§ Goal of the exercise: Please print all of the material below, word for word.

++++++++++++++++++++

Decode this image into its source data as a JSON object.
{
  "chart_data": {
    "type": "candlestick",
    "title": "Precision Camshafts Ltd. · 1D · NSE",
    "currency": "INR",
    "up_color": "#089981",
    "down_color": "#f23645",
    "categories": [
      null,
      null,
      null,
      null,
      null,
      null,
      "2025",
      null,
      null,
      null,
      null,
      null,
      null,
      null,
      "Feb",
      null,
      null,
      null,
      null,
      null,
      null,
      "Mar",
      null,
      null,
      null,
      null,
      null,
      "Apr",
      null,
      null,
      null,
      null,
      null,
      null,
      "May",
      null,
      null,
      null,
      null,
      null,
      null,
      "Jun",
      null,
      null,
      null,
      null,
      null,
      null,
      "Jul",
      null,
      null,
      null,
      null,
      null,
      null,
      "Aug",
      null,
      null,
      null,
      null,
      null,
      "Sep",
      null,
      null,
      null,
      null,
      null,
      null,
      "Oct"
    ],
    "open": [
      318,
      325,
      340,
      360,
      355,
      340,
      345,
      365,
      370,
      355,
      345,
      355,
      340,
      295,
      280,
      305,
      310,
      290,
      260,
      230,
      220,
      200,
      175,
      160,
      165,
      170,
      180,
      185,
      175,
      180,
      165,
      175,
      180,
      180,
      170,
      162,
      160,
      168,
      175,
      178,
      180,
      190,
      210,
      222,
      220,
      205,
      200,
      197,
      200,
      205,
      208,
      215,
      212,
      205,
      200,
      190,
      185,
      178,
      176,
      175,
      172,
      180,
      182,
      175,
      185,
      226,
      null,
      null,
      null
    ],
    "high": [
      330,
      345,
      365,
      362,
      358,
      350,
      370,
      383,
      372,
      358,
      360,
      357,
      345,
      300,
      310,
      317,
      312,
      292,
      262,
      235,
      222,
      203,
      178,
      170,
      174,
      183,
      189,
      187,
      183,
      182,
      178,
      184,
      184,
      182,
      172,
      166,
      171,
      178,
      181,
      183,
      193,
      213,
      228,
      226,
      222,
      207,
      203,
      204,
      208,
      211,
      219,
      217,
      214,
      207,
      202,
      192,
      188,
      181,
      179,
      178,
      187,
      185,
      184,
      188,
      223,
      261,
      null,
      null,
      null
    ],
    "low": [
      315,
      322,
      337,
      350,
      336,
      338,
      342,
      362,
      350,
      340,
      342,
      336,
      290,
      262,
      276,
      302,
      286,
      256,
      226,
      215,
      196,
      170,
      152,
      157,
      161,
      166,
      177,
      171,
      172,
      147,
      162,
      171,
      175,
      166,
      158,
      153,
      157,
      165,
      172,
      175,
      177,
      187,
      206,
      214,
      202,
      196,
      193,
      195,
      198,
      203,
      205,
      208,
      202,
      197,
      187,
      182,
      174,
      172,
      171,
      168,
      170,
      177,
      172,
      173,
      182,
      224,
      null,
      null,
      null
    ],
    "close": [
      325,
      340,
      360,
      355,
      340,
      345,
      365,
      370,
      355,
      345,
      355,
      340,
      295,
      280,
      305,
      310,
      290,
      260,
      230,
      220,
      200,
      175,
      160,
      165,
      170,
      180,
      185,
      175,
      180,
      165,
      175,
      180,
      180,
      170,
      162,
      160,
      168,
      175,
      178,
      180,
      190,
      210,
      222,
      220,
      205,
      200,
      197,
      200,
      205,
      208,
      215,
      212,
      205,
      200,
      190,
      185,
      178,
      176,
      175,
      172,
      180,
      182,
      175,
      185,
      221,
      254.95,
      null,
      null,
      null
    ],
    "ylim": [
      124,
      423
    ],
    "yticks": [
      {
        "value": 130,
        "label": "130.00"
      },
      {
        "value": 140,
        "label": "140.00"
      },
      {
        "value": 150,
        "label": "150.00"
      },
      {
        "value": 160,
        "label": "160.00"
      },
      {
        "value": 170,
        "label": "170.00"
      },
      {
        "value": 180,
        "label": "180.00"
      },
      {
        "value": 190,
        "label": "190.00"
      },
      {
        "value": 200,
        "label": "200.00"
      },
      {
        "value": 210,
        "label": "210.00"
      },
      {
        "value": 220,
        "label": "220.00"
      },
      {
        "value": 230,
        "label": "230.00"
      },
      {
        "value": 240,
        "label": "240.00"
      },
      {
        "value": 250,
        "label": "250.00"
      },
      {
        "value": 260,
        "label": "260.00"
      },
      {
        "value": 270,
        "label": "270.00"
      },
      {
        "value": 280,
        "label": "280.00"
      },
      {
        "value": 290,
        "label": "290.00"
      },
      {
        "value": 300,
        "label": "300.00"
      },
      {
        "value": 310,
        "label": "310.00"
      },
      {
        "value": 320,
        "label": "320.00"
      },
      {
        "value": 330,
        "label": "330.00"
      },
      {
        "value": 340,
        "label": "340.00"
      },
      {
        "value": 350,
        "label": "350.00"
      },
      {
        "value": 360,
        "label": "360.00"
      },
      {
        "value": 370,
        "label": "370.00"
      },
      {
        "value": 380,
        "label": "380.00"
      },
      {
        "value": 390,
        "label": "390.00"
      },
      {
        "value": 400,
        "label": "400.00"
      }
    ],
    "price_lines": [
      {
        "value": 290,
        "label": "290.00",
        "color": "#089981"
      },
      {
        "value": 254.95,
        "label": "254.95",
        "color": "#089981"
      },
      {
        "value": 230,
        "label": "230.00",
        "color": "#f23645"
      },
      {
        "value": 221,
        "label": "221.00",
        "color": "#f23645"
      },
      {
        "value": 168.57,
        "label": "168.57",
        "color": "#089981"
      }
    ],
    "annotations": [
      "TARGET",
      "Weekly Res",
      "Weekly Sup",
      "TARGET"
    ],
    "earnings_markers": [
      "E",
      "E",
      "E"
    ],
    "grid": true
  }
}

++++++++++++++++++++

§ Task result:
Decode this image into its source data as a JSON object.
{
  "chart_data": {
    "type": "candlestick",
    "title": "Precision Camshafts Ltd. · 1D · NSE",
    "currency": "INR",
    "up_color": "#089981",
    "down_color": "#f23645",
    "categories": [
      null,
      null,
      null,
      null,
      null,
      null,
      "2025",
      null,
      null,
      null,
      null,
      null,
      null,
      null,
      "Feb",
      null,
      null,
      null,
      null,
      null,
      null,
      "Mar",
      null,
      null,
      null,
      null,
      null,
      "Apr",
      null,
      null,
      null,
      null,
      null,
      null,
      "May",
      null,
      null,
      null,
      null,
      null,
      null,
      "Jun",
      null,
      null,
      null,
      null,
      null,
      null,
      "Jul",
      null,
      null,
      null,
      null,
      null,
      null,
      "Aug",
      null,
      null,
      null,
      null,
      null,
      "Sep",
      null,
      null,
      null,
      null,
      null,
      null,
      "Oct"
    ],
    "open": [
      318,
      325,
      340,
      360,
      355,
      340,
      345,
      365,
      370,
      355,
      345,
      355,
      340,
      295,
      280,
      305,
      310,
      290,
      260,
      230,
      220,
      200,
      175,
      160,
      165,
      170,
      180,
      185,
      175,
      180,
      165,
      175,
      180,
      180,
      170,
      162,
      160,
      168,
      175,
      178,
      180,
      190,
      210,
      222,
      220,
      205,
      200,
      197,
      200,
      205,
      208,
      215,
      212,
      205,
      200,
      190,
      185,
      178,
      176,
      175,
      172,
      180,
      182,
      175,
      185,
      226,
      null,
      null,
      null
    ],
    "high": [
      330,
      345,
      365,
      362,
      358,
      350,
      370,
      383,
      372,
      358,
      360,
      357,
      345,
      300,
      310,
      317,
      312,
      292,
      262,
      235,
      222,
      203,
      178,
      170,
      174,
      183,
      189,
      187,
      183,
      182,
      178,
      184,
      184,
      182,
      172,
      166,
      171,
      178,
      181,
      183,
      193,
      213,
      228,
      226,
      222,
      207,
      203,
      204,
      208,
      211,
      219,
      217,
      214,
      207,
      202,
      192,
      188,
      181,
      179,
      178,
      187,
      185,
      184,
      188,
      223,
      261,
      null,
      null,
      null
    ],
    "low": [
      315,
      322,
      337,
      350,
      336,
      338,
      342,
      362,
      350,
      340,
      342,
      336,
      290,
      262,
      276,
      302,
      286,
      256,
      226,
      215,
      196,
      170,
      152,
      157,
      161,
      166,
      177,
      171,
      172,
      147,
      162,
      171,
      175,
      166,
      158,
      153,
      157,
      165,
      172,
      175,
      177,
      187,
      206,
      214,
      202,
      196,
      193,
      195,
      198,
      203,
      205,
      208,
      202,
      197,
      187,
      182,
      174,
      172,
      171,
      168,
      170,
      177,
      172,
      173,
      182,
      224,
      null,
      null,
      null
    ],
    "close": [
      325,
      340,
      360,
      355,
      340,
      345,
      365,
      370,
      355,
      345,
      355,
      340,
      295,
      280,
      305,
      310,
      290,
      260,
      230,
      220,
      200,
      175,
      160,
      165,
      170,
      180,
      185,
      175,
      180,
      165,
      175,
      180,
      180,
      170,
      162,
      160,
      168,
      175,
      178,
      180,
      190,
      210,
      222,
      220,
      205,
      200,
      197,
      200,
      205,
      208,
      215,
      212,
      205,
      200,
      190,
      185,
      178,
      176,
      175,
      172,
      180,
      182,
      175,
      185,
      221,
      254.95,
      null,
      null,
      null
    ],
    "ylim": [
      124,
      423
    ],
    "yticks": [
      {
        "value": 130,
        "label": "130.00"
      },
      {
        "value": 140,
        "label": "140.00"
      },
      {
        "value": 150,
        "label": "150.00"
      },
      {
        "value": 160,
        "label": "160.00"
      },
      {
        "value": 170,
        "label": "170.00"
      },
      {
        "value": 180,
        "label": "180.00"
      },
      {
        "value": 190,
        "label": "190.00"
      },
      {
        "value": 200,
        "label": "200.00"
      },
      {
        "value": 210,
        "label": "210.00"
      },
      {
        "value": 220,
        "label": "220.00"
      },
      {
        "value": 230,
        "label": "230.00"
      },
      {
        "value": 240,
        "label": "240.00"
      },
      {
        "value": 250,
        "label": "250.00"
      },
      {
        "value": 260,
        "label": "260.00"
      },
      {
        "value": 270,
        "label": "270.00"
      },
      {
        "value": 280,
        "label": "280.00"
      },
      {
        "value": 290,
        "label": "290.00"
      },
      {
        "value": 300,
        "label": "300.00"
      },
      {
        "value": 310,
        "label": "310.00"
      },
      {
        "value": 320,
        "label": "320.00"
      },
      {
        "value": 330,
        "label": "330.00"
      },
      {
        "value": 340,
        "label": "340.00"
      },
      {
        "value": 350,
        "label": "350.00"
      },
      {
        "value": 360,
        "label": "360.00"
      },
      {
        "value": 370,
        "label": "370.00"
      },
      {
        "value": 380,
        "label": "380.00"
      },
      {
        "value": 390,
        "label": "390.00"
      },
      {
        "value": 400,
        "label": "400.00"
      }
    ],
    "price_lines": [
      {
        "value": 290,
        "label": "290.00",
        "color": "#089981"
      },
      {
        "value": 254.95,
        "label": "254.95",
        "color": "#089981"
      },
      {
        "value": 230,
        "label": "230.00",
        "color": "#f23645"
      },
      {
        "value": 221,
        "label": "221.00",
        "color": "#f23645"
      },
      {
        "value": 168.57,
        "label": "168.57",
        "color": "#089981"
      }
    ],
    "annotations": [
      "TARGET",
      "Weekly Res",
      "Weekly Sup",
      "TARGET"
    ],
    "earnings_markers": [
      "E",
      "E",
      "E"
    ],
    "grid": true
  }
}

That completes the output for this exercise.